> **TASK GOAL**: Copy out the data below verbatim.

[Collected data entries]
───

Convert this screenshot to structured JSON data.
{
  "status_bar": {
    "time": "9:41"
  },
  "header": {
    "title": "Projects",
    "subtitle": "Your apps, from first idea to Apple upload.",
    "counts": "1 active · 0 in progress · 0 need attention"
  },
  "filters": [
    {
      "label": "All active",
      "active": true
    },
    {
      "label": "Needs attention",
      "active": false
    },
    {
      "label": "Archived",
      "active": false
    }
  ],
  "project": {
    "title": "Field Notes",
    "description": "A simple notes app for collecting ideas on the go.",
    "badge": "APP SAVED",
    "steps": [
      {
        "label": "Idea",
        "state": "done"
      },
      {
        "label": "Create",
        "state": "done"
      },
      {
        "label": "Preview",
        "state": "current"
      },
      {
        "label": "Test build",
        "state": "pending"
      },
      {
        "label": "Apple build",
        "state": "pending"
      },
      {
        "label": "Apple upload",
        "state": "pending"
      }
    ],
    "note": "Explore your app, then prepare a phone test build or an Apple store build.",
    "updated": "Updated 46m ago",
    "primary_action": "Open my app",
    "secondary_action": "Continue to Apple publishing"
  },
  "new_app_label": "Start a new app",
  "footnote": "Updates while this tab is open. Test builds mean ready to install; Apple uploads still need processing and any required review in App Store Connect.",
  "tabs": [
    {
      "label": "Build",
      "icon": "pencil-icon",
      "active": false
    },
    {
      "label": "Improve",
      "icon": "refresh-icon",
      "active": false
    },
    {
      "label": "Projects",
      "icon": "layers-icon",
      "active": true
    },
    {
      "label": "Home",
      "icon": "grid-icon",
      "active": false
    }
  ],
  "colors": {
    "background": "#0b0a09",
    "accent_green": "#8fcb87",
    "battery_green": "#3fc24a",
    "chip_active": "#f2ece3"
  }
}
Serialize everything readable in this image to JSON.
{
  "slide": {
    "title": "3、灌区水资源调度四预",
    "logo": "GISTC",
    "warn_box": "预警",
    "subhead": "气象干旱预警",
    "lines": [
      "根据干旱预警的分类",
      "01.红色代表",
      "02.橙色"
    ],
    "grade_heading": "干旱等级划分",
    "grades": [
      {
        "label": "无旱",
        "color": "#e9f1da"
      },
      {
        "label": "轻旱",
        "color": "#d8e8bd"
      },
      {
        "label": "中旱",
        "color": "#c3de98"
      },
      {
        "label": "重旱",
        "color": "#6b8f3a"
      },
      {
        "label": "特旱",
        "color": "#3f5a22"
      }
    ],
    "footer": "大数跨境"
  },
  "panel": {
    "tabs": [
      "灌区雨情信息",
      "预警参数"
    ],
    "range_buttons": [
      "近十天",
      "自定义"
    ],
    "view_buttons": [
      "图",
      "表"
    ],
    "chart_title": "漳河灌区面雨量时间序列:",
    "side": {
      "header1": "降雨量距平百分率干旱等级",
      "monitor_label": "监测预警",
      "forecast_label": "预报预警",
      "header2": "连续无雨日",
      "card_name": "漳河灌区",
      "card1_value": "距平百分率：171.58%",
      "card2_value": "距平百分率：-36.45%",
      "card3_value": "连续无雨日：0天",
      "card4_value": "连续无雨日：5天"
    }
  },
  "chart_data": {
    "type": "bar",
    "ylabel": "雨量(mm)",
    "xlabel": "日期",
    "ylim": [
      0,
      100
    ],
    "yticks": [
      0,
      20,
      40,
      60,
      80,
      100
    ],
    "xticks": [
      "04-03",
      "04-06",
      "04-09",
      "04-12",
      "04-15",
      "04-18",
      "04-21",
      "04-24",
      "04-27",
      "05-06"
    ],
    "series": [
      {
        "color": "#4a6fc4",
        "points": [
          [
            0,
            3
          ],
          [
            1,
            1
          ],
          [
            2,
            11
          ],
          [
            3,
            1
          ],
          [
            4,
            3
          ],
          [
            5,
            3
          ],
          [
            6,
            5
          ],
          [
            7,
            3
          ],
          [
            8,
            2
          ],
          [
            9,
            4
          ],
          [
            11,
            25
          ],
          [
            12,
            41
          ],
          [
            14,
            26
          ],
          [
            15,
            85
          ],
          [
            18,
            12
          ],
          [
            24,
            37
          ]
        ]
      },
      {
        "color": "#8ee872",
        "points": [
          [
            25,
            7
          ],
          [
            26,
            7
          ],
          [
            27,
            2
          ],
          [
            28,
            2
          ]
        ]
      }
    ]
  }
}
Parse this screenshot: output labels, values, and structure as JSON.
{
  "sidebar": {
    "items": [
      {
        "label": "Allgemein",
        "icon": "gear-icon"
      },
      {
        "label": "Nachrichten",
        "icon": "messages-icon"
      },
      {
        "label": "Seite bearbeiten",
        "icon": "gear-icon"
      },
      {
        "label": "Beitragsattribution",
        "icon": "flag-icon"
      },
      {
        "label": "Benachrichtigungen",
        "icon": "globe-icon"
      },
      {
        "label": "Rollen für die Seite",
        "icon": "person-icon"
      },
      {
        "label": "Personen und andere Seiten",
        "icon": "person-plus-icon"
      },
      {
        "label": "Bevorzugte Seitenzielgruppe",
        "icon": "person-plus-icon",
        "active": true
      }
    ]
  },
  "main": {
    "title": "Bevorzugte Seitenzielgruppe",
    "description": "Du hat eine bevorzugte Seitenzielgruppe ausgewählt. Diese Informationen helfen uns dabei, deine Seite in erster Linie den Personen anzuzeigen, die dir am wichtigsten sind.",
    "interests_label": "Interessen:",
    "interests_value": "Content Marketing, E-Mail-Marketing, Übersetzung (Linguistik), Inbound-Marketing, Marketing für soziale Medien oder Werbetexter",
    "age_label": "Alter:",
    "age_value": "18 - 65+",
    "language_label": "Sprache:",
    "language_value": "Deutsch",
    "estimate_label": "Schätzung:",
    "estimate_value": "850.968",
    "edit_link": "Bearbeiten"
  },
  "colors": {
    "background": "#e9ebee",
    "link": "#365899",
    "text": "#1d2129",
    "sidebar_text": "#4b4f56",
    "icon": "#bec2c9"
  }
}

───

> **SOLUTION FOR THIS PROBLEM**:
Convert this screenshot to structured JSON data.
{
  "status_bar": {
    "time": "9:41"
  },
  "header": {
    "title": "Projects",
    "subtitle": "Your apps, from first idea to Apple upload.",
    "counts": "1 active · 0 in progress · 0 need attention"
  },
  "filters": [
    {
      "label": "All active",
      "active": true
    },
    {
      "label": "Needs attention",
      "active": false
    },
    {
      "label": "Archived",
      "active": false
    }
  ],
  "project": {
    "title": "Field Notes",
    "description": "A simple notes app for collecting ideas on the go.",
    "badge": "APP SAVED",
    "steps": [
      {
        "label": "Idea",
        "state": "done"
      },
      {
        "label": "Create",
        "state": "done"
      },
      {
        "label": "Preview",
        "state": "current"
      },
      {
        "label": "Test build",
        "state": "pending"
      },
      {
        "label": "Apple build",
        "state": "pending"
      },
      {
        "label": "Apple upload",
        "state": "pending"
      }
    ],
    "note": "Explore your app, then prepare a phone test build or an Apple store build.",
    "updated": "Updated 46m ago",
    "primary_action": "Open my app",
    "secondary_action": "Continue to Apple publishing"
  },
  "new_app_label": "Start a new app",
  "footnote": "Updates while this tab is open. Test builds mean ready to install; Apple uploads still need processing and any required review in App Store Connect.",
  "tabs": [
    {
      "label": "Build",
      "icon": "pencil-icon",
      "active": false
    },
    {
      "label": "Improve",
      "icon": "refresh-icon",
      "active": false
    },
    {
      "label": "Projects",
      "icon": "layers-icon",
      "active": true
    },
    {
      "label": "Home",
      "icon": "grid-icon",
      "active": false
    }
  ],
  "colors": {
    "background": "#0b0a09",
    "accent_green": "#8fcb87",
    "battery_green": "#3fc24a",
    "chip_active": "#f2ece3"
  }
}
Serialize everything readable in this image to JSON.
{
  "slide": {
    "title": "3、灌区水资源调度四预",
    "logo": "GISTC",
    "warn_box": "预警",
    "subhead": "气象干旱预警",
    "lines": [
      "根据干旱预警的分类",
      "01.红色代表",
      "02.橙色"
    ],
    "grade_heading": "干旱等级划分",
    "grades": [
      {
        "label": "无旱",
        "color": "#e9f1da"
      },
      {
        "label": "轻旱",
        "color": "#d8e8bd"
      },
      {
        "label": "中旱",
        "color": "#c3de98"
      },
      {
        "label": "重旱",
        "color": "#6b8f3a"
      },
      {
        "label": "特旱",
        "color": "#3f5a22"
      }
    ],
    "footer": "大数跨境"
  },
  "panel": {
    "tabs": [
      "灌区雨情信息",
      "预警参数"
    ],
    "range_buttons": [
      "近十天",
      "自定义"
    ],
    "view_buttons": [
      "图",
      "表"
    ],
    "chart_title": "漳河灌区面雨量时间序列:",
    "side": {
      "header1": "降雨量距平百分率干旱等级",
      "monitor_label": "监测预警",
      "forecast_label": "预报预警",
      "header2": "连续无雨日",
      "card_name": "漳河灌区",
      "card1_value": "距平百分率：171.58%",
      "card2_value": "距平百分率：-36.45%",
      "card3_value": "连续无雨日：0天",
      "card4_value": "连续无雨日：5天"
    }
  },
  "chart_data": {
    "type": "bar",
    "ylabel": "雨量(mm)",
    "xlabel": "日期",
    "ylim": [
      0,
      100
    ],
    "yticks": [
      0,
      20,
      40,
      60,
      80,
      100
    ],
    "xticks": [
      "04-03",
      "04-06",
      "04-09",
      "04-12",
      "04-15",
      "04-18",
      "04-21",
      "04-24",
      "04-27",
      "05-06"
    ],
    "series": [
      {
        "color": "#4a6fc4",
        "points": [
          [
            0,
            3
          ],
          [
            1,
            1
          ],
          [
            2,
            11
          ],
          [
            3,
            1
          ],
          [
            4,
            3
          ],
          [
            5,
            3
          ],
          [
            6,
            5
          ],
          [
            7,
            3
          ],
          [
            8,
            2
          ],
          [
            9,
            4
          ],
          [
            11,
            25
          ],
          [
            12,
            41
          ],
          [
            14,
            26
          ],
          [
            15,
            85
          ],
          [
            18,
            12
          ],
          [
            24,
            37
          ]
        ]
      },
      {
        "color": "#8ee872",
        "points": [
          [
            25,
            7
          ],
          [
            26,
            7
          ],
          [
            27,
            2
          ],
          [
            28,
            2
          ]
        ]
      }
    ]
  }
}
Parse this screenshot: output labels, values, and structure as JSON.
{
  "sidebar": {
    "items": [
      {
        "label": "Allgemein",
        "icon": "gear-icon"
      },
      {
        "label": "Nachrichten",
        "icon": "messages-icon"
      },
      {
        "label": "Seite bearbeiten",
        "icon": "gear-icon"
      },
      {
        "label": "Beitragsattribution",
        "icon": "flag-icon"
      },
      {
        "label": "Benachrichtigungen",
        "icon": "globe-icon"
      },
      {
        "label": "Rollen für die Seite",
        "icon": "person-icon"
      },
      {
        "label": "Personen und andere Seiten",
        "icon": "person-plus-icon"
      },
      {
        "label": "Bevorzugte Seitenzielgruppe",
        "icon": "person-plus-icon",
        "active": true
      }
    ]
  },
  "main": {
    "title": "Bevorzugte Seitenzielgruppe",
    "description": "Du hat eine bevorzugte Seitenzielgruppe ausgewählt. Diese Informationen helfen uns dabei, deine Seite in erster Linie den Personen anzuzeigen, die dir am wichtigsten sind.",
    "interests_label": "Interessen:",
    "interests_value": "Content Marketing, E-Mail-Marketing, Übersetzung (Linguistik), Inbound-Marketing, Marketing für soziale Medien oder Werbetexter",
    "age_label": "Alter:",
    "age_value": "18 - 65+",
    "language_label": "Sprache:",
    "language_value": "Deutsch",
    "estimate_label": "Schätzung:",
    "estimate_value": "850.968",
    "edit_link": "Bearbeiten"
  },
  "colors": {
    "background": "#e9ebee",
    "link": "#365899",
    "text": "#1d2129",
    "sidebar_text": "#4b4f56",
    "icon": "#bec2c9"
  }
}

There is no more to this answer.